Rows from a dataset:
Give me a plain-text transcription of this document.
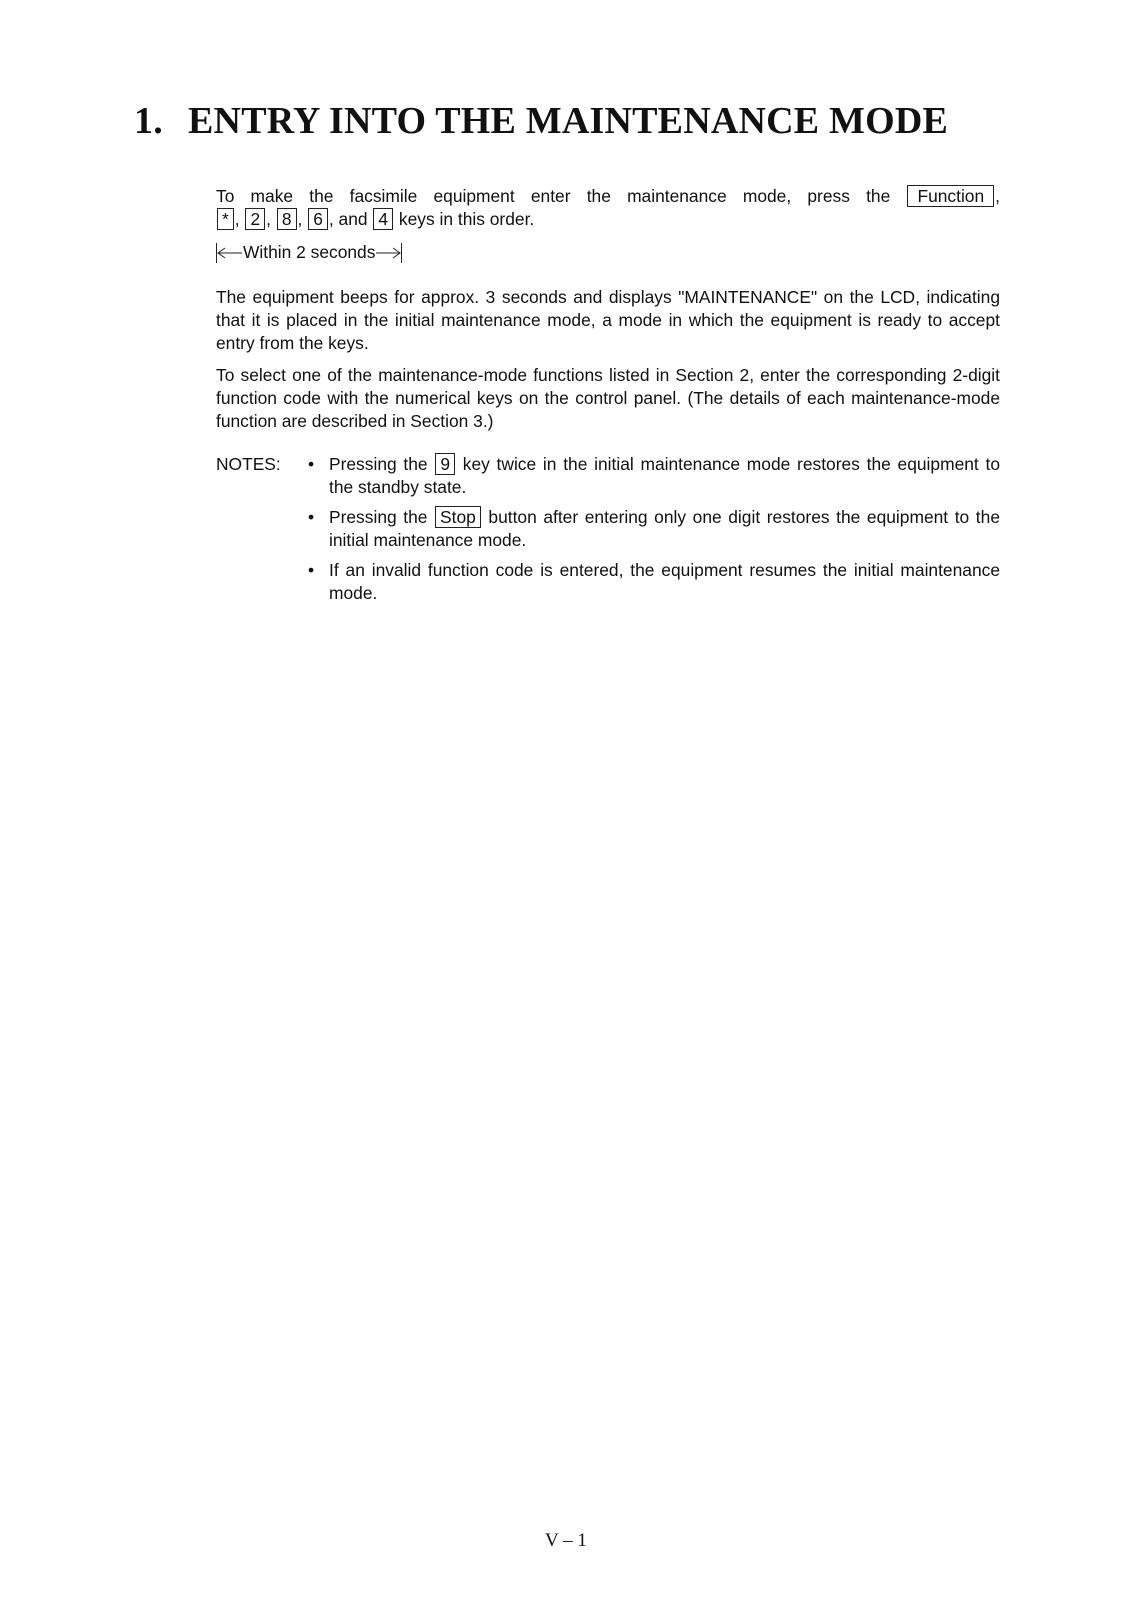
1. ENTRY INTO THE MAINTENANCE MODE
To make the facsimile equipment enter the maintenance mode, press the Function ,
* , 2 , 8 , 6 , and 4 keys in this order.
Within 2 seconds

The equipment beeps for approx. 3 seconds and displays "MAINTENANCE" on the LCD, indicating that it is placed in the initial maintenance mode, a mode in which the equipment is ready to accept entry from the keys.

To select one of the maintenance-mode functions listed in Section 2, enter the corresponding 2-digit function code with the numerical keys on the control panel. (The details of each maintenance-mode function are described in Section 3.)

NOTES: • Pressing the 9 key twice in the initial maintenance mode restores the equipment to the standby state.
• Pressing the Stop button after entering only one digit restores the equipment to the initial maintenance mode.
• If an invalid function code is entered, the equipment resumes the initial maintenance mode.
V – 1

» WHAT THE EXERCISE ASKS
In the records above, find the lines containing "code" and copy them.

» RESULT OF THE TASK
To select one of the maintenance-mode functions listed in Section 2, enter the corresponding 2-digit function code with the numerical keys on the control panel. (The details of each maintenance-mode function are described in Section 3.)
• If an invalid function code is entered, the equipment resumes the initial maintenance mode.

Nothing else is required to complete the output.